** WHAT IS ASKED **
Print all of the data exactly.

** DATA LINES **
------------------------------

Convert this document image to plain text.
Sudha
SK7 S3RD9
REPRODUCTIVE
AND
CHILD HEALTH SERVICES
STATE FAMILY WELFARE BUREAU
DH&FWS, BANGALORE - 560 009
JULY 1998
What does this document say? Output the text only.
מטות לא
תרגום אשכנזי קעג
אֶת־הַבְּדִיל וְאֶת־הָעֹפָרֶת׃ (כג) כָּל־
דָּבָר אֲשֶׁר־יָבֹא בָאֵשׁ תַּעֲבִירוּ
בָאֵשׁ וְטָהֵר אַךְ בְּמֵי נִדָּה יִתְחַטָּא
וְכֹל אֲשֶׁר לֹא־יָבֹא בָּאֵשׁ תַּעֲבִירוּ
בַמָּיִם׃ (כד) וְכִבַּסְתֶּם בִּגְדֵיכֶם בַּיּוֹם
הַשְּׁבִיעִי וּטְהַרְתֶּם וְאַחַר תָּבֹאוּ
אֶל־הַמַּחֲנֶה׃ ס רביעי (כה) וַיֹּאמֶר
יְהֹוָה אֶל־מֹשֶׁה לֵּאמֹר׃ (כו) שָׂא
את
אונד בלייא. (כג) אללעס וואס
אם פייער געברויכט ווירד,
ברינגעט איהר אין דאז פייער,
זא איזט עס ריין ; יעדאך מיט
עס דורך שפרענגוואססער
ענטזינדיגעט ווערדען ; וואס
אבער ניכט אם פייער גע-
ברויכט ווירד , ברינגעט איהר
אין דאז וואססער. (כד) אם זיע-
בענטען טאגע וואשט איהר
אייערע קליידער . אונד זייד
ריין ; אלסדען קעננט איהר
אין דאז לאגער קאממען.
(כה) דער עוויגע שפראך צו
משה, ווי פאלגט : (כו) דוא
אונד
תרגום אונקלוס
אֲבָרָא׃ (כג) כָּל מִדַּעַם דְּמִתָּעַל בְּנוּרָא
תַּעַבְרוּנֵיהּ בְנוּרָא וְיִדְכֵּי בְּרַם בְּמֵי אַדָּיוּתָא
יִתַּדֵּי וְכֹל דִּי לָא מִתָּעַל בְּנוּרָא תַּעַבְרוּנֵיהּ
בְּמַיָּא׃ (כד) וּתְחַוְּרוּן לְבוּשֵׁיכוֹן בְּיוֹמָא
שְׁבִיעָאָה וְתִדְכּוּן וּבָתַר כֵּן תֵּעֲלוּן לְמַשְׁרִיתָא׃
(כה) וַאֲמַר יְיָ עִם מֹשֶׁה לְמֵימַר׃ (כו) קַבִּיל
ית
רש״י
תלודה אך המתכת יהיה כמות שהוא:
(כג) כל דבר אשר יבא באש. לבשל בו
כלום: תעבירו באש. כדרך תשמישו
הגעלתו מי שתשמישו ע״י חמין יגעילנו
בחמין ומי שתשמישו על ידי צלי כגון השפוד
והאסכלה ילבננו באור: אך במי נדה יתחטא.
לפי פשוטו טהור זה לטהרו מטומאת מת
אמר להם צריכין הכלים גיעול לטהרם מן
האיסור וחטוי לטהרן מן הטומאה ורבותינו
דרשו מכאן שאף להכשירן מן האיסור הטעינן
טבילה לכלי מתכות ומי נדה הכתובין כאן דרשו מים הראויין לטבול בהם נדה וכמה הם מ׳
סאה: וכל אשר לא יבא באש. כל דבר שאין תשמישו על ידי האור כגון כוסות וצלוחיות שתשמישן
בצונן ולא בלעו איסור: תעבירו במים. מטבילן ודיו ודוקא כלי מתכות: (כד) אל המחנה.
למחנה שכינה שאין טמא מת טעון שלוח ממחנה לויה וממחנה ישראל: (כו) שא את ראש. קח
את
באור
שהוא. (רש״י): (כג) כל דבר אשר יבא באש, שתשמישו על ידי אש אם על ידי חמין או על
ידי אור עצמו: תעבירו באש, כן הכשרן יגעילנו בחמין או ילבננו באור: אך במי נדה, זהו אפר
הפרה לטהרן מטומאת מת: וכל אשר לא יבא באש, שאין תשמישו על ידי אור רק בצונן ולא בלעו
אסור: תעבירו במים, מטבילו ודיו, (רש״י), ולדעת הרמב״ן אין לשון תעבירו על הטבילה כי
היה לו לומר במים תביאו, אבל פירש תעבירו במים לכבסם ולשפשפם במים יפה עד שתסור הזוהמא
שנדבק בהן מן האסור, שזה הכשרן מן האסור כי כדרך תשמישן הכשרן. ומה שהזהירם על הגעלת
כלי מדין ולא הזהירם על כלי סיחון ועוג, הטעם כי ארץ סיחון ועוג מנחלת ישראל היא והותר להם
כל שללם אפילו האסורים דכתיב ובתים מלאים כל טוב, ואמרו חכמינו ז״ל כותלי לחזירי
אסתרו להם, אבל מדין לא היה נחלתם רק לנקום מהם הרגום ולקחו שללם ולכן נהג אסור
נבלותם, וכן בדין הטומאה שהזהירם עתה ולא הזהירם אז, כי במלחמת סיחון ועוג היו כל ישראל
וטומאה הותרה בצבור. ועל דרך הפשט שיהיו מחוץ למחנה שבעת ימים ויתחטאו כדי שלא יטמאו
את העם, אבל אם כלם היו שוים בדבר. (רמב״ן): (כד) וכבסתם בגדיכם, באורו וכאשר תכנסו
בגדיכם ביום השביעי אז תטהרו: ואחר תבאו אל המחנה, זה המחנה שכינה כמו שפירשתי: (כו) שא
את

------------------------------

** RESULT BELOW **
Convert this document image to plain text.
Sudha
SK7 S3RD9
REPRODUCTIVE
AND
CHILD HEALTH SERVICES
STATE FAMILY WELFARE BUREAU
DH&FWS, BANGALORE - 560 009
JULY 1998
What does this document say? Output the text only.
מטות לא
תרגום אשכנזי קעג
אֶת־הַבְּדִיל וְאֶת־הָעֹפָרֶת׃ (כג) כָּל־
דָּבָר אֲשֶׁר־יָבֹא בָאֵשׁ תַּעֲבִירוּ
בָאֵשׁ וְטָהֵר אַךְ בְּמֵי נִדָּה יִתְחַטָּא
וְכֹל אֲשֶׁר לֹא־יָבֹא בָּאֵשׁ תַּעֲבִירוּ
בַמָּיִם׃ (כד) וְכִבַּסְתֶּם בִּגְדֵיכֶם בַּיּוֹם
הַשְּׁבִיעִי וּטְהַרְתֶּם וְאַחַר תָּבֹאוּ
אֶל־הַמַּחֲנֶה׃ ס רביעי (כה) וַיֹּאמֶר
יְהֹוָה אֶל־מֹשֶׁה לֵּאמֹר׃ (כו) שָׂא
את
אונד בלייא. (כג) אללעס וואס
אם פייער געברויכט ווירד,
ברינגעט איהר אין דאז פייער,
זא איזט עס ריין ; יעדאך מיט
עס דורך שפרענגוואססער
ענטזינדיגעט ווערדען ; וואס
אבער ניכט אם פייער גע-
ברויכט ווירד , ברינגעט איהר
אין דאז וואססער. (כד) אם זיע-
בענטען טאגע וואשט איהר
אייערע קליידער . אונד זייד
ריין ; אלסדען קעננט איהר
אין דאז לאגער קאממען.
(כה) דער עוויגע שפראך צו
משה, ווי פאלגט : (כו) דוא
אונד
תרגום אונקלוס
אֲבָרָא׃ (כג) כָּל מִדַּעַם דְּמִתָּעַל בְּנוּרָא
תַּעַבְרוּנֵיהּ בְנוּרָא וְיִדְכֵּי בְּרַם בְּמֵי אַדָּיוּתָא
יִתַּדֵּי וְכֹל דִּי לָא מִתָּעַל בְּנוּרָא תַּעַבְרוּנֵיהּ
בְּמַיָּא׃ (כד) וּתְחַוְּרוּן לְבוּשֵׁיכוֹן בְּיוֹמָא
שְׁבִיעָאָה וְתִדְכּוּן וּבָתַר כֵּן תֵּעֲלוּן לְמַשְׁרִיתָא׃
(כה) וַאֲמַר יְיָ עִם מֹשֶׁה לְמֵימַר׃ (כו) קַבִּיל
ית
רש״י
תלודה אך המתכת יהיה כמות שהוא:
(כג) כל דבר אשר יבא באש. לבשל בו
כלום: תעבירו באש. כדרך תשמישו
הגעלתו מי שתשמישו ע״י חמין יגעילנו
בחמין ומי שתשמישו על ידי צלי כגון השפוד
והאסכלה ילבננו באור: אך במי נדה יתחטא.
לפי פשוטו טהור זה לטהרו מטומאת מת
אמר להם צריכין הכלים גיעול לטהרם מן
האיסור וחטוי לטהרן מן הטומאה ורבותינו
דרשו מכאן שאף להכשירן מן האיסור הטעינן
טבילה לכלי מתכות ומי נדה הכתובין כאן דרשו מים הראויין לטבול בהם נדה וכמה הם מ׳
סאה: וכל אשר לא יבא באש. כל דבר שאין תשמישו על ידי האור כגון כוסות וצלוחיות שתשמישן
בצונן ולא בלעו איסור: תעבירו במים. מטבילן ודיו ודוקא כלי מתכות: (כד) אל המחנה.
למחנה שכינה שאין טמא מת טעון שלוח ממחנה לויה וממחנה ישראל: (כו) שא את ראש. קח
את
באור
שהוא. (רש״י): (כג) כל דבר אשר יבא באש, שתשמישו על ידי אש אם על ידי חמין או על
ידי אור עצמו: תעבירו באש, כן הכשרן יגעילנו בחמין או ילבננו באור: אך במי נדה, זהו אפר
הפרה לטהרן מטומאת מת: וכל אשר לא יבא באש, שאין תשמישו על ידי אור רק בצונן ולא בלעו
אסור: תעבירו במים, מטבילו ודיו, (רש״י), ולדעת הרמב״ן אין לשון תעבירו על הטבילה כי
היה לו לומר במים תביאו, אבל פירש תעבירו במים לכבסם ולשפשפם במים יפה עד שתסור הזוהמא
שנדבק בהן מן האסור, שזה הכשרן מן האסור כי כדרך תשמישן הכשרן. ומה שהזהירם על הגעלת
כלי מדין ולא הזהירם על כלי סיחון ועוג, הטעם כי ארץ סיחון ועוג מנחלת ישראל היא והותר להם
כל שללם אפילו האסורים דכתיב ובתים מלאים כל טוב, ואמרו חכמינו ז״ל כותלי לחזירי
אסתרו להם, אבל מדין לא היה נחלתם רק לנקום מהם הרגום ולקחו שללם ולכן נהג אסור
נבלותם, וכן בדין הטומאה שהזהירם עתה ולא הזהירם אז, כי במלחמת סיחון ועוג היו כל ישראל
וטומאה הותרה בצבור. ועל דרך הפשט שיהיו מחוץ למחנה שבעת ימים ויתחטאו כדי שלא יטמאו
את העם, אבל אם כלם היו שוים בדבר. (רמב״ן): (כד) וכבסתם בגדיכם, באורו וכאשר תכנסו
בגדיכם ביום השביעי אז תטהרו: ואחר תבאו אל המחנה, זה המחנה שכינה כמו שפירשתי: (כו) שא
את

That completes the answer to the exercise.